Entries contained in a dataset
+===+
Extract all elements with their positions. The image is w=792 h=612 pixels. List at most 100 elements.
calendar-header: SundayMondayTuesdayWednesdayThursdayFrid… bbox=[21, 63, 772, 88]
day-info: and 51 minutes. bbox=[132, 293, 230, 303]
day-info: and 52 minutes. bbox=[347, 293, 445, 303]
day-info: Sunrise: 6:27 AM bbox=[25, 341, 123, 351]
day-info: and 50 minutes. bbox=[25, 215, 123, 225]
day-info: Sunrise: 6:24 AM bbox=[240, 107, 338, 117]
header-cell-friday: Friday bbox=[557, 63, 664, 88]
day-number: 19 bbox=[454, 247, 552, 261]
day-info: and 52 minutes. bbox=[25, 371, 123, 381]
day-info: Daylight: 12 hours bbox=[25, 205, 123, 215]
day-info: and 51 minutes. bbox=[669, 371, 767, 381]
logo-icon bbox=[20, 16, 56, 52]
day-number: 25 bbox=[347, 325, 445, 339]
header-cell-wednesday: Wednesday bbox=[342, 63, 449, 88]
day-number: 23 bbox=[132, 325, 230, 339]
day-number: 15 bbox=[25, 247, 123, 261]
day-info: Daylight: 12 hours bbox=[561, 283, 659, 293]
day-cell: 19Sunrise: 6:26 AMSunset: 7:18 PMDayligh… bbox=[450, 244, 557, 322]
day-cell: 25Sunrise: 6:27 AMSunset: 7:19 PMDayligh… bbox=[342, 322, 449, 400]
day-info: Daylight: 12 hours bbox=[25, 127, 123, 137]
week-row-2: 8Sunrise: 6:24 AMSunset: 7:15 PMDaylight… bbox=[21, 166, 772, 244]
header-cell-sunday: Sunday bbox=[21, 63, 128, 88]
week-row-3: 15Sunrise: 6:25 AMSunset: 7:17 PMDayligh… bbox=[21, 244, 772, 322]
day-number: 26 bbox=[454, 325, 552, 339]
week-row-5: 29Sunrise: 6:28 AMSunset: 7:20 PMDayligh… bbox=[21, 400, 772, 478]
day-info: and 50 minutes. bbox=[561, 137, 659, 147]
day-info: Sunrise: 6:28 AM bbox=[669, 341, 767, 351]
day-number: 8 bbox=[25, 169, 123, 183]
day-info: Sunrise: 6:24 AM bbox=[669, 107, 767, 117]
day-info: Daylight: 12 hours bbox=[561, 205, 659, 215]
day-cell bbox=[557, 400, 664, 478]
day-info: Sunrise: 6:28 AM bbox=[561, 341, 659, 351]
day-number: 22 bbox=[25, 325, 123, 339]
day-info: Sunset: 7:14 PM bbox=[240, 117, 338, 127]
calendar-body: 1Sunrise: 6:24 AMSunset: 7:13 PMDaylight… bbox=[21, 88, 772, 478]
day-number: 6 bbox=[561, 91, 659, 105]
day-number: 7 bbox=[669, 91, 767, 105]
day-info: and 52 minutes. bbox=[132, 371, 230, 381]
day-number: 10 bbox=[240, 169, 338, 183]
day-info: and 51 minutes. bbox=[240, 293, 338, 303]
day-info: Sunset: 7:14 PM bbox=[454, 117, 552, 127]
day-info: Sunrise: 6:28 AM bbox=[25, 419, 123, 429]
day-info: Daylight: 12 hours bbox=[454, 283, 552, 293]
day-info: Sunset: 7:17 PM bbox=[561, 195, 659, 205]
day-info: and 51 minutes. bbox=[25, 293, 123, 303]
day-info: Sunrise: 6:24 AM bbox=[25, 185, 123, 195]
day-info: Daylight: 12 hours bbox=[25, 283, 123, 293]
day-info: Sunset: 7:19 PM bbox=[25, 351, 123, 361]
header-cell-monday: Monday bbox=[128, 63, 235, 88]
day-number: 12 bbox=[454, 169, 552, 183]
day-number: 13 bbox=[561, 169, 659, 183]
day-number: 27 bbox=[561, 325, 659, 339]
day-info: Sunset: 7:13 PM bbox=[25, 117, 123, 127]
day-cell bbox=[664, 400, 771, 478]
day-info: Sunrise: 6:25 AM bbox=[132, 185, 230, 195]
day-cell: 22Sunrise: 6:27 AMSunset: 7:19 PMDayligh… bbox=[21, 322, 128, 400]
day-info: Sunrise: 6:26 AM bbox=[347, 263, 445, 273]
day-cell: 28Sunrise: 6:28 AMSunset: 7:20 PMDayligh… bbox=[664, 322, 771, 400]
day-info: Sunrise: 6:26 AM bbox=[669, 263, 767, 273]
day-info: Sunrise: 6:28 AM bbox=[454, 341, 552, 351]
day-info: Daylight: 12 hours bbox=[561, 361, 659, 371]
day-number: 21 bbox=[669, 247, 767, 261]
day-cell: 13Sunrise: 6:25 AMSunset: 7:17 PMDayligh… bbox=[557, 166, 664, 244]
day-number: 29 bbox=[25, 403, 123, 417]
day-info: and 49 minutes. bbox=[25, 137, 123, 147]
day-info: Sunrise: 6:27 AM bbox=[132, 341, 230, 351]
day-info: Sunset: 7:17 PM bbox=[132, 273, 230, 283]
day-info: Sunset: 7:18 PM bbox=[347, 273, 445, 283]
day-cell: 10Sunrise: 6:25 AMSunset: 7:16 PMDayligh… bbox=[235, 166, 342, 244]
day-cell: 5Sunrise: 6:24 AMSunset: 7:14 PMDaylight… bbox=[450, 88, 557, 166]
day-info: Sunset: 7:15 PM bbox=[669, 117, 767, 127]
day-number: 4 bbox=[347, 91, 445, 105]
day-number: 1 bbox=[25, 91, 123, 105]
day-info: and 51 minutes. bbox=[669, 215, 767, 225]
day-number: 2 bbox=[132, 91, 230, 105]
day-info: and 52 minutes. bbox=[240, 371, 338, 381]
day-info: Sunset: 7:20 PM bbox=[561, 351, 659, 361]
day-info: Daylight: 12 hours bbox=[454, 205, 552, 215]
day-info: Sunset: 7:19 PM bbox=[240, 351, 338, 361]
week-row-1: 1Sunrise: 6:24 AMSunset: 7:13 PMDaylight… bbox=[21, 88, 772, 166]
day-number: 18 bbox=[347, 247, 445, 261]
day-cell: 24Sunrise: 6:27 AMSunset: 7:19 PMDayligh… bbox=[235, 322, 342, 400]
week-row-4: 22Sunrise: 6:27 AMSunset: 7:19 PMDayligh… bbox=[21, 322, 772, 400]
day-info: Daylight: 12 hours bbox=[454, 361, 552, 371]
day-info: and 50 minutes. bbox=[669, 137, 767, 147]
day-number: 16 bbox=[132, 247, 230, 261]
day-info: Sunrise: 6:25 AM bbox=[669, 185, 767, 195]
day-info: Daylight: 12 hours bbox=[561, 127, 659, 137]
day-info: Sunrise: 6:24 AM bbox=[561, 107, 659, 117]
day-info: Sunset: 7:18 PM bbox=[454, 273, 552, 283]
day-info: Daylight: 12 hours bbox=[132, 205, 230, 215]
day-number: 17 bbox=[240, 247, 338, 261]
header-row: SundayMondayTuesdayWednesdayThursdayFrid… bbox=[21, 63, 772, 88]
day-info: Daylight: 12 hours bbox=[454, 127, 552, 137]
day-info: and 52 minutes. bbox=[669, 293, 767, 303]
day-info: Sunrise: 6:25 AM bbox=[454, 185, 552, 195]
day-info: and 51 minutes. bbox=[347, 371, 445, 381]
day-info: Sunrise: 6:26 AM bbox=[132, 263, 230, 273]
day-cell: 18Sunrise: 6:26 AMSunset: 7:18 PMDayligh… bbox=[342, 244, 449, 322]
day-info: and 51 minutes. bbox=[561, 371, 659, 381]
+===+
Reproduce each of the entries above word for word, with no changes.

Solution to the exercise:
Extract all elements with their positions. The image is w=792 h=612 pixels. List at most 100 elements.
calendar-header: SundayMondayTuesdayWednesdayThursdayFrid… bbox=[21, 63, 772, 88]
day-info: and 51 minutes. bbox=[132, 293, 230, 303]
day-info: and 52 minutes. bbox=[347, 293, 445, 303]
day-info: Sunrise: 6:27 AM bbox=[25, 341, 123, 351]
day-info: and 50 minutes. bbox=[25, 215, 123, 225]
day-info: Sunrise: 6:24 AM bbox=[240, 107, 338, 117]
header-cell-friday: Friday bbox=[557, 63, 664, 88]
day-number: 19 bbox=[454, 247, 552, 261]
day-info: and 52 minutes. bbox=[25, 371, 123, 381]
day-info: Daylight: 12 hours bbox=[25, 205, 123, 215]
day-info: and 51 minutes. bbox=[669, 371, 767, 381]
logo-icon bbox=[20, 16, 56, 52]
day-number: 25 bbox=[347, 325, 445, 339]
header-cell-wednesday: Wednesday bbox=[342, 63, 449, 88]
day-number: 23 bbox=[132, 325, 230, 339]
day-number: 15 bbox=[25, 247, 123, 261]
day-info: Daylight: 12 hours bbox=[561, 283, 659, 293]
day-cell: 19Sunrise: 6:26 AMSunset: 7:18 PMDayligh… bbox=[450, 244, 557, 322]
day-cell: 25Sunrise: 6:27 AMSunset: 7:19 PMDayligh… bbox=[342, 322, 449, 400]
day-info: Daylight: 12 hours bbox=[25, 127, 123, 137]
week-row-2: 8Sunrise: 6:24 AMSunset: 7:15 PMDaylight… bbox=[21, 166, 772, 244]
header-cell-sunday: Sunday bbox=[21, 63, 128, 88]
week-row-3: 15Sunrise: 6:25 AMSunset: 7:17 PMDayligh… bbox=[21, 244, 772, 322]
day-number: 26 bbox=[454, 325, 552, 339]
week-row-5: 29Sunrise: 6:28 AMSunset: 7:20 PMDayligh… bbox=[21, 400, 772, 478]
day-info: and 50 minutes. bbox=[561, 137, 659, 147]
day-info: Sunrise: 6:28 AM bbox=[669, 341, 767, 351]
day-number: 8 bbox=[25, 169, 123, 183]
day-info: Sunrise: 6:24 AM bbox=[669, 107, 767, 117]
day-info: Daylight: 12 hours bbox=[561, 205, 659, 215]
day-cell bbox=[557, 400, 664, 478]
day-info: Sunrise: 6:28 AM bbox=[561, 341, 659, 351]
day-number: 22 bbox=[25, 325, 123, 339]
day-info: Sunset: 7:14 PM bbox=[240, 117, 338, 127]
calendar-body: 1Sunrise: 6:24 AMSunset: 7:13 PMDaylight… bbox=[21, 88, 772, 478]
day-number: 6 bbox=[561, 91, 659, 105]
day-number: 7 bbox=[669, 91, 767, 105]
day-info: and 52 minutes. bbox=[132, 371, 230, 381]
day-number: 10 bbox=[240, 169, 338, 183]
day-info: and 51 minutes. bbox=[240, 293, 338, 303]
day-info: Sunset: 7:14 PM bbox=[454, 117, 552, 127]
day-info: Sunrise: 6:28 AM bbox=[25, 419, 123, 429]
day-info: Daylight: 12 hours bbox=[454, 283, 552, 293]
day-info: Sunset: 7:17 PM bbox=[561, 195, 659, 205]
day-info: and 51 minutes. bbox=[25, 293, 123, 303]
day-info: Sunrise: 6:24 AM bbox=[25, 185, 123, 195]
day-info: Daylight: 12 hours bbox=[25, 283, 123, 293]
day-info: Sunset: 7:19 PM bbox=[25, 351, 123, 361]
header-cell-monday: Monday bbox=[128, 63, 235, 88]
day-number: 12 bbox=[454, 169, 552, 183]
day-number: 13 bbox=[561, 169, 659, 183]
day-number: 27 bbox=[561, 325, 659, 339]
day-info: Sunset: 7:13 PM bbox=[25, 117, 123, 127]
day-cell bbox=[664, 400, 771, 478]
day-info: Sunrise: 6:25 AM bbox=[132, 185, 230, 195]
day-cell: 22Sunrise: 6:27 AMSunset: 7:19 PMDayligh… bbox=[21, 322, 128, 400]
day-info: Sunrise: 6:26 AM bbox=[347, 263, 445, 273]
day-cell: 28Sunrise: 6:28 AMSunset: 7:20 PMDayligh… bbox=[664, 322, 771, 400]
day-info: Sunrise: 6:26 AM bbox=[669, 263, 767, 273]
day-info: Sunrise: 6:28 AM bbox=[454, 341, 552, 351]
day-info: Daylight: 12 hours bbox=[561, 361, 659, 371]
day-number: 21 bbox=[669, 247, 767, 261]
day-cell: 13Sunrise: 6:25 AMSunset: 7:17 PMDayligh… bbox=[557, 166, 664, 244]
day-number: 29 bbox=[25, 403, 123, 417]
day-info: and 49 minutes. bbox=[25, 137, 123, 147]
day-info: Sunrise: 6:27 AM bbox=[132, 341, 230, 351]
day-info: Sunset: 7:17 PM bbox=[132, 273, 230, 283]
day-info: Sunset: 7:18 PM bbox=[347, 273, 445, 283]
day-cell: 10Sunrise: 6:25 AMSunset: 7:16 PMDayligh… bbox=[235, 166, 342, 244]
day-cell: 5Sunrise: 6:24 AMSunset: 7:14 PMDaylight… bbox=[450, 88, 557, 166]
day-info: Sunset: 7:15 PM bbox=[669, 117, 767, 127]
day-number: 4 bbox=[347, 91, 445, 105]
day-number: 1 bbox=[25, 91, 123, 105]
day-info: and 51 minutes. bbox=[669, 215, 767, 225]
day-number: 2 bbox=[132, 91, 230, 105]
day-info: and 52 minutes. bbox=[240, 371, 338, 381]
day-info: Sunset: 7:20 PM bbox=[561, 351, 659, 361]
day-info: Daylight: 12 hours bbox=[454, 205, 552, 215]
day-info: Sunset: 7:19 PM bbox=[240, 351, 338, 361]
week-row-1: 1Sunrise: 6:24 AMSunset: 7:13 PMDaylight… bbox=[21, 88, 772, 166]
day-number: 18 bbox=[347, 247, 445, 261]
day-cell: 24Sunrise: 6:27 AMSunset: 7:19 PMDayligh… bbox=[235, 322, 342, 400]
week-row-4: 22Sunrise: 6:27 AMSunset: 7:19 PMDayligh… bbox=[21, 322, 772, 400]
day-info: Daylight: 12 hours bbox=[454, 361, 552, 371]
day-info: and 50 minutes. bbox=[669, 137, 767, 147]
day-number: 16 bbox=[132, 247, 230, 261]
day-info: Sunrise: 6:25 AM bbox=[669, 185, 767, 195]
day-info: Daylight: 12 hours bbox=[561, 127, 659, 137]
day-info: Sunrise: 6:24 AM bbox=[561, 107, 659, 117]
day-info: Sunset: 7:18 PM bbox=[454, 273, 552, 283]
day-info: Daylight: 12 hours bbox=[132, 205, 230, 215]
day-number: 17 bbox=[240, 247, 338, 261]
header-row: SundayMondayTuesdayWednesdayThursdayFrid… bbox=[21, 63, 772, 88]
day-info: Daylight: 12 hours bbox=[454, 127, 552, 137]
day-info: and 52 minutes. bbox=[669, 293, 767, 303]
day-info: Sunrise: 6:25 AM bbox=[454, 185, 552, 195]
day-info: and 51 minutes. bbox=[347, 371, 445, 381]
day-info: Sunrise: 6:26 AM bbox=[132, 263, 230, 273]
day-cell: 18Sunrise: 6:26 AMSunset: 7:18 PMDayligh… bbox=[342, 244, 449, 322]
day-info: and 51 minutes. bbox=[561, 371, 659, 381]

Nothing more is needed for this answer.